Objective: Write out each line that follows exactly as it stands, without the pictures.

Records:
"""

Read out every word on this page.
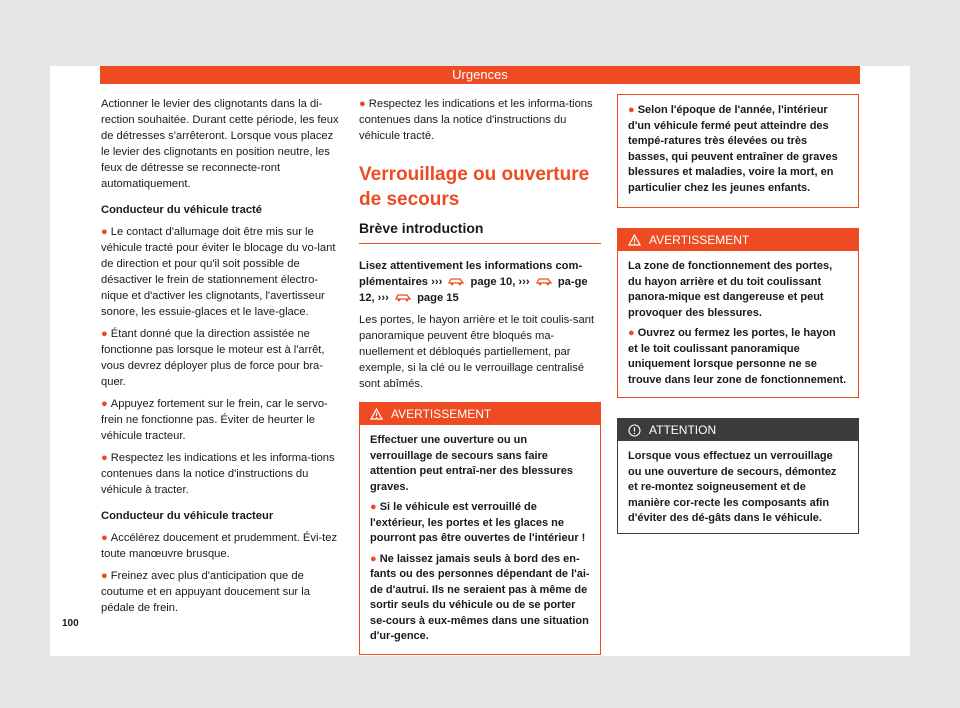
Urgences

Actionner le levier des clignotants dans la di-rection souhaitée. Durant cette période, les feux de détresses s'arrêteront. Lorsque vous placez le levier des clignotants en position neutre, les feux de détresse se reconnecte-ront automatiquement.

Conducteur du véhicule tracté

● Le contact d'allumage doit être mis sur le véhicule tracté pour éviter le blocage du vo-lant de direction et pour qu'il soit possible de désactiver le frein de stationnement électro-nique et d'activer les clignotants, l'avertisseur sonore, les essuie-glaces et le lave-glace.

● Étant donné que la direction assistée ne fonctionne pas lorsque le moteur est à l'arrêt, vous devrez déployer plus de force pour bra-quer.

● Appuyez fortement sur le frein, car le servo-frein ne fonctionne pas. Éviter de heurter le véhicule tracteur.

● Respectez les indications et les informa-tions contenues dans la notice d'instructions du véhicule à tracter.

Conducteur du véhicule tracteur

● Accélérez doucement et prudemment. Évi-tez toute manœuvre brusque.

● Freinez avec plus d'anticipation que de coutume et en appuyant doucement sur la pédale de frein.

● Respectez les indications et les informa-tions contenues dans la notice d'instructions du véhicule tracté.

Verrouillage ou ouverture de secours
Brève introduction

Lisez attentivement les informations com-plémentaires ›››	page 10, ›››	pa-ge 12, ›››	page 15

Les portes, le hayon arrière et le toit coulis-sant panoramique peuvent être bloqués ma-nuellement et débloqués partiellement, par exemple, si la clé ou le verrouillage centralisé sont abîmés.

AVERTISSEMENT

Effectuer une ouverture ou un verrouillage de secours sans faire attention peut entraî-ner des blessures graves.

● Si le véhicule est verrouillé de l'extérieur, les portes et les glaces ne pourront pas être ouvertes de l'intérieur !

● Ne laissez jamais seuls à bord des en-fants ou des personnes dépendant de l'ai-de d'autrui. Ils ne seraient pas à même de sortir seuls du véhicule ou de se porter se-cours à eux-mêmes dans une situation d'ur-gence.

● Selon l'époque de l'année, l'intérieur d'un véhicule fermé peut atteindre des tempé-ratures très élevées ou très basses, qui peuvent entraîner de graves blessures et maladies, voire la mort, en particulier chez les jeunes enfants.

AVERTISSEMENT

La zone de fonctionnement des portes, du hayon arrière et du toit coulissant panora-mique est dangereuse et peut provoquer des blessures.

● Ouvrez ou fermez les portes, le hayon et le toit coulissant panoramique uniquement lorsque personne ne se trouve dans leur zone de fonctionnement.

ATTENTION
Lorsque vous effectuez un verrouillage ou une ouverture de secours, démontez et re-montez soigneusement et de manière cor-recte les composants afin d'éviter des dé-gâts dans le véhicule.
100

"""

Expected answer:
Read out every word on this page.
Urgences

Actionner le levier des clignotants dans la di-rection souhaitée. Durant cette période, les feux de détresses s'arrêteront. Lorsque vous placez le levier des clignotants en position neutre, les feux de détresse se reconnecte-ront automatiquement.

Conducteur du véhicule tracté

● Le contact d'allumage doit être mis sur le véhicule tracté pour éviter le blocage du vo-lant de direction et pour qu'il soit possible de désactiver le frein de stationnement électro-nique et d'activer les clignotants, l'avertisseur sonore, les essuie-glaces et le lave-glace.

● Étant donné que la direction assistée ne fonctionne pas lorsque le moteur est à l'arrêt, vous devrez déployer plus de force pour bra-quer.

● Appuyez fortement sur le frein, car le servo-frein ne fonctionne pas. Éviter de heurter le véhicule tracteur.

● Respectez les indications et les informa-tions contenues dans la notice d'instructions du véhicule à tracter.

Conducteur du véhicule tracteur

● Accélérez doucement et prudemment. Évi-tez toute manœuvre brusque.

● Freinez avec plus d'anticipation que de coutume et en appuyant doucement sur la pédale de frein.

● Respectez les indications et les informa-tions contenues dans la notice d'instructions du véhicule tracté.

Verrouillage ou ouverture de secours
Brève introduction

Lisez attentivement les informations com-plémentaires ›››	page 10, ›››	pa-ge 12, ›››	page 15

Les portes, le hayon arrière et le toit coulis-sant panoramique peuvent être bloqués ma-nuellement et débloqués partiellement, par exemple, si la clé ou le verrouillage centralisé sont abîmés.

AVERTISSEMENT

Effectuer une ouverture ou un verrouillage de secours sans faire attention peut entraî-ner des blessures graves.

● Si le véhicule est verrouillé de l'extérieur, les portes et les glaces ne pourront pas être ouvertes de l'intérieur !

● Ne laissez jamais seuls à bord des en-fants ou des personnes dépendant de l'ai-de d'autrui. Ils ne seraient pas à même de sortir seuls du véhicule ou de se porter se-cours à eux-mêmes dans une situation d'ur-gence.

● Selon l'époque de l'année, l'intérieur d'un véhicule fermé peut atteindre des tempé-ratures très élevées ou très basses, qui peuvent entraîner de graves blessures et maladies, voire la mort, en particulier chez les jeunes enfants.

AVERTISSEMENT

La zone de fonctionnement des portes, du hayon arrière et du toit coulissant panora-mique est dangereuse et peut provoquer des blessures.

● Ouvrez ou fermez les portes, le hayon et le toit coulissant panoramique uniquement lorsque personne ne se trouve dans leur zone de fonctionnement.

ATTENTION
Lorsque vous effectuez un verrouillage ou une ouverture de secours, démontez et re-montez soigneusement et de manière cor-recte les composants afin d'éviter des dé-gâts dans le véhicule.
100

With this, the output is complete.